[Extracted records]

━━━━

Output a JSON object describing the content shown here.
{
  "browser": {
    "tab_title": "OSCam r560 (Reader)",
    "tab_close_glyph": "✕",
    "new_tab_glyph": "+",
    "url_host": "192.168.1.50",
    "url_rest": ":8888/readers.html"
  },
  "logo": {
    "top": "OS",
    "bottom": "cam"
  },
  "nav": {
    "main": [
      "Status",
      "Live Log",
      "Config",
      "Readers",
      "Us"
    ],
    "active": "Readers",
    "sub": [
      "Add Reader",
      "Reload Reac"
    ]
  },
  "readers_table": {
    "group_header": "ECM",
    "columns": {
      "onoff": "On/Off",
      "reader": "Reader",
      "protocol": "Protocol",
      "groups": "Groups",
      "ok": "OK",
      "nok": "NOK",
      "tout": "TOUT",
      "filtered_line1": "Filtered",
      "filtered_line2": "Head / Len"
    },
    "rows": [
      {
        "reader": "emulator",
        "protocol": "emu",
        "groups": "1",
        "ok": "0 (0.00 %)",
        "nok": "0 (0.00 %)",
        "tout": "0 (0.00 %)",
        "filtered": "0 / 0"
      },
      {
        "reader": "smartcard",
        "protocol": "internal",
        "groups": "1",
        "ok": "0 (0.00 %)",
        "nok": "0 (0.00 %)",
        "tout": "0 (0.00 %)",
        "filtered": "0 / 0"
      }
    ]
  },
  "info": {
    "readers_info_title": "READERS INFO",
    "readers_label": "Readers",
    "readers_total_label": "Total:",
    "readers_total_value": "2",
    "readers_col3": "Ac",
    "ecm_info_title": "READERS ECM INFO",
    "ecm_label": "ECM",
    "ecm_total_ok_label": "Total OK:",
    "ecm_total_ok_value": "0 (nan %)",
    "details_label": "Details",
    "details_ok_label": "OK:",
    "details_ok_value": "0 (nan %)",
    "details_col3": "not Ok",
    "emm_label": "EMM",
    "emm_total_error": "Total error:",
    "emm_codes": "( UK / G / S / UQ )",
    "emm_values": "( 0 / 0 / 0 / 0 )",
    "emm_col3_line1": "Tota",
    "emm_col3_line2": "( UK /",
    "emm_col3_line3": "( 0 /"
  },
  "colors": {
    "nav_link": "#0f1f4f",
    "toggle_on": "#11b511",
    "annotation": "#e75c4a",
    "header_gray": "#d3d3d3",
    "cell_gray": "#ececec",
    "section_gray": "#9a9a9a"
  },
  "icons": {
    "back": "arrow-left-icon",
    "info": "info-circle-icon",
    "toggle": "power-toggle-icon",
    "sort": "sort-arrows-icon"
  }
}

━━━━

Print the records above in full, exactly.

Output a JSON object describing the content shown here.
{
  "browser": {
    "tab_title": "OSCam r560 (Reader)",
    "tab_close_glyph": "✕",
    "new_tab_glyph": "+",
    "url_host": "192.168.1.50",
    "url_rest": ":8888/readers.html"
  },
  "logo": {
    "top": "OS",
    "bottom": "cam"
  },
  "nav": {
    "main": [
      "Status",
      "Live Log",
      "Config",
      "Readers",
      "Us"
    ],
    "active": "Readers",
    "sub": [
      "Add Reader",
      "Reload Reac"
    ]
  },
  "readers_table": {
    "group_header": "ECM",
    "columns": {
      "onoff": "On/Off",
      "reader": "Reader",
      "protocol": "Protocol",
      "groups": "Groups",
      "ok": "OK",
      "nok": "NOK",
      "tout": "TOUT",
      "filtered_line1": "Filtered",
      "filtered_line2": "Head / Len"
    },
    "rows": [
      {
        "reader": "emulator",
        "protocol": "emu",
        "groups": "1",
        "ok": "0 (0.00 %)",
        "nok": "0 (0.00 %)",
        "tout": "0 (0.00 %)",
        "filtered": "0 / 0"
      },
      {
        "reader": "smartcard",
        "protocol": "internal",
        "groups": "1",
        "ok": "0 (0.00 %)",
        "nok": "0 (0.00 %)",
        "tout": "0 (0.00 %)",
        "filtered": "0 / 0"
      }
    ]
  },
  "info": {
    "readers_info_title": "READERS INFO",
    "readers_label": "Readers",
    "readers_total_label": "Total:",
    "readers_total_value": "2",
    "readers_col3": "Ac",
    "ecm_info_title": "READERS ECM INFO",
    "ecm_label": "ECM",
    "ecm_total_ok_label": "Total OK:",
    "ecm_total_ok_value": "0 (nan %)",
    "details_label": "Details",
    "details_ok_label": "OK:",
    "details_ok_value": "0 (nan %)",
    "details_col3": "not Ok",
    "emm_label": "EMM",
    "emm_total_error": "Total error:",
    "emm_codes": "( UK / G / S / UQ )",
    "emm_values": "( 0 / 0 / 0 / 0 )",
    "emm_col3_line1": "Tota",
    "emm_col3_line2": "( UK /",
    "emm_col3_line3": "( 0 /"
  },
  "colors": {
    "nav_link": "#0f1f4f",
    "toggle_on": "#11b511",
    "annotation": "#e75c4a",
    "header_gray": "#d3d3d3",
    "cell_gray": "#ececec",
    "section_gray": "#9a9a9a"
  },
  "icons": {
    "back": "arrow-left-icon",
    "info": "info-circle-icon",
    "toggle": "power-toggle-icon",
    "sort": "sort-arrows-icon"
  }
}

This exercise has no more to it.